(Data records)
* BEGIN *

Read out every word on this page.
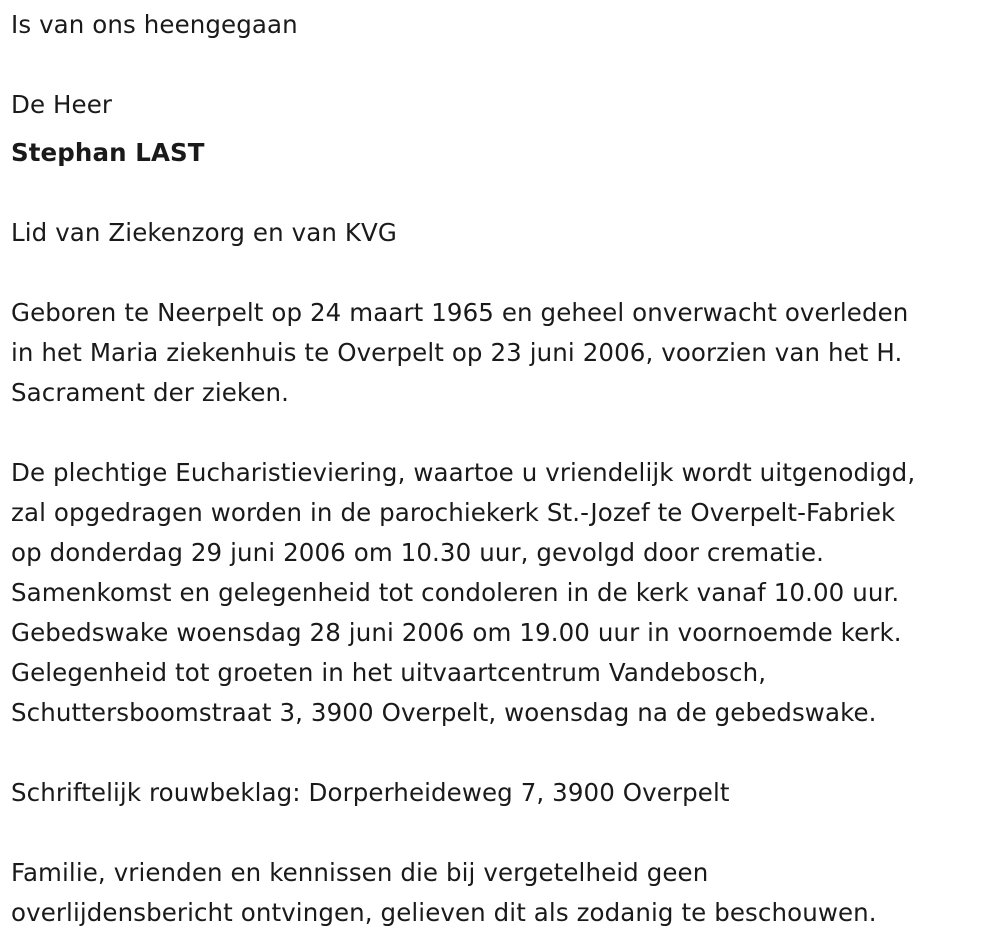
Is van ons heengegaan
De Heer
Stephan LAST
Lid van Ziekenzorg en van KVG
Geboren te Neerpelt op 24 maart 1965 en geheel onverwacht overleden
in het Maria ziekenhuis te Overpelt op 23 juni 2006, voorzien van het H.
Sacrament der zieken.
De plechtige Eucharistieviering, waartoe u vriendelijk wordt uitgenodigd,
zal opgedragen worden in de parochiekerk St.-Jozef te Overpelt-Fabriek
op donderdag 29 juni 2006 om 10.30 uur, gevolgd door crematie.
Samenkomst en gelegenheid tot condoleren in de kerk vanaf 10.00 uur.
Gebedswake woensdag 28 juni 2006 om 19.00 uur in voornoemde kerk.
Gelegenheid tot groeten in het uitvaartcentrum Vandebosch,
Schuttersboomstraat 3, 3900 Overpelt, woensdag na de gebedswake.
Schriftelijk rouwbeklag: Dorperheideweg 7, 3900 Overpelt
Familie, vrienden en kennissen die bij vergetelheid geen
overlijdensbericht ontvingen, gelieven dit als zodanig te beschouwen.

* END *

List the lines of the material in which the word "Overpelt" occurs.

in het Maria ziekenhuis te Overpelt op 23 juni 2006, voorzien van het H.
zal opgedragen worden in de parochiekerk St.-Jozef te Overpelt-Fabriek
Schuttersboomstraat 3, 3900 Overpelt, woensdag na de gebedswake.
Schriftelijk rouwbeklag: Dorperheideweg 7, 3900 Overpelt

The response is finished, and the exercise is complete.